→ WHAT YOU SHOULD DO
Your task is to transcribe all the entries exactly, excluding pictures.

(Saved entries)
┄┄┄┄┄┄┄┄┄┄┄┄┄┄┄┄┄┄┄┄

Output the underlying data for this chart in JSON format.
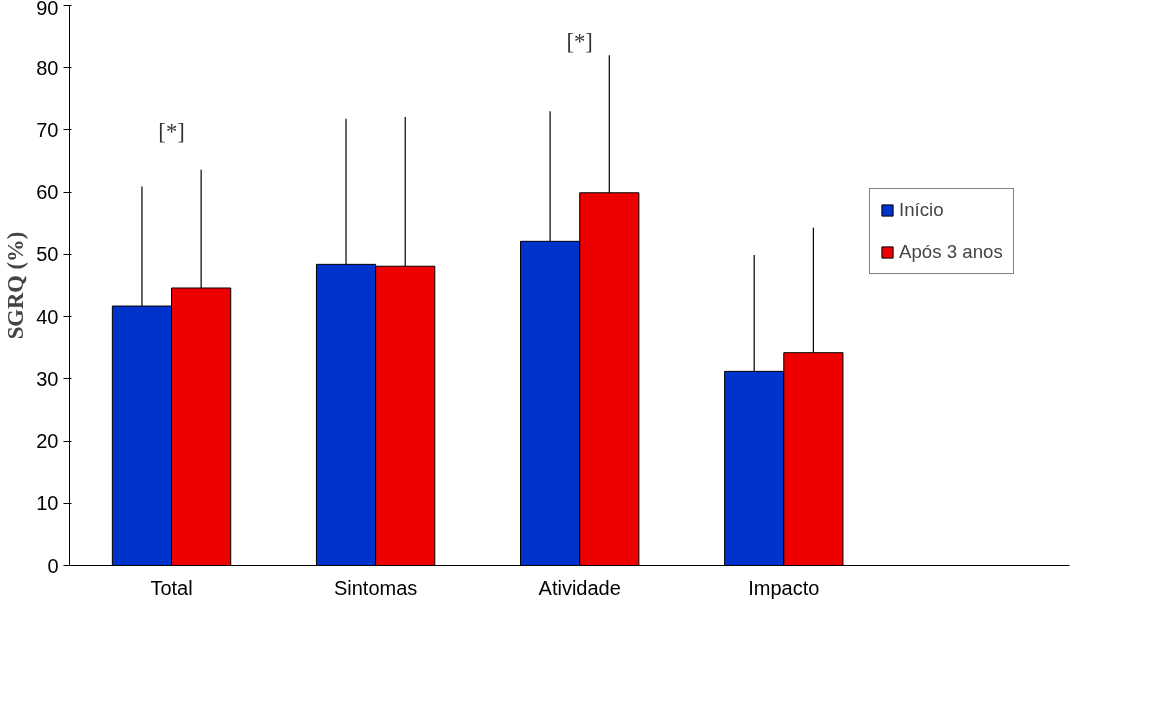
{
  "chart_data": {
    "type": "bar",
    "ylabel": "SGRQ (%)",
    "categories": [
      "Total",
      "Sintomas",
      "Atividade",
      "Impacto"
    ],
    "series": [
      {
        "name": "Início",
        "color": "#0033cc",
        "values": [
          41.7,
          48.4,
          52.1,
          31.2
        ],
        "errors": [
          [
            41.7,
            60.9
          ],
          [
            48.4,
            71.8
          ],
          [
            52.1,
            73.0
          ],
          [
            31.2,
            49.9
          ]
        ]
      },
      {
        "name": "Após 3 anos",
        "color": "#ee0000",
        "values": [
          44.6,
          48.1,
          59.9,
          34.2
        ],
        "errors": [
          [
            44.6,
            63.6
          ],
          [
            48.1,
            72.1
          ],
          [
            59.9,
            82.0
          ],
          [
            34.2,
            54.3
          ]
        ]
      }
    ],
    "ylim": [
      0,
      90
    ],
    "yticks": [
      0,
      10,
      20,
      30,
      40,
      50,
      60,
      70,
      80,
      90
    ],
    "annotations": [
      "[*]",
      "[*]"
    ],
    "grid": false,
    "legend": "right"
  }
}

┄┄┄┄┄┄┄┄┄┄┄┄┄┄┄┄┄┄┄┄

→ RESULT OF THIS TASK
Output the underlying data for this chart in JSON format.
{
  "chart_data": {
    "type": "bar",
    "ylabel": "SGRQ (%)",
    "categories": [
      "Total",
      "Sintomas",
      "Atividade",
      "Impacto"
    ],
    "series": [
      {
        "name": "Início",
        "color": "#0033cc",
        "values": [
          41.7,
          48.4,
          52.1,
          31.2
        ],
        "errors": [
          [
            41.7,
            60.9
          ],
          [
            48.4,
            71.8
          ],
          [
            52.1,
            73.0
          ],
          [
            31.2,
            49.9
          ]
        ]
      },
      {
        "name": "Após 3 anos",
        "color": "#ee0000",
        "values": [
          44.6,
          48.1,
          59.9,
          34.2
        ],
        "errors": [
          [
            44.6,
            63.6
          ],
          [
            48.1,
            72.1
          ],
          [
            59.9,
            82.0
          ],
          [
            34.2,
            54.3
          ]
        ]
      }
    ],
    "ylim": [
      0,
      90
    ],
    "yticks": [
      0,
      10,
      20,
      30,
      40,
      50,
      60,
      70,
      80,
      90
    ],
    "annotations": [
      "[*]",
      "[*]"
    ],
    "grid": false,
    "legend": "right"
  }
}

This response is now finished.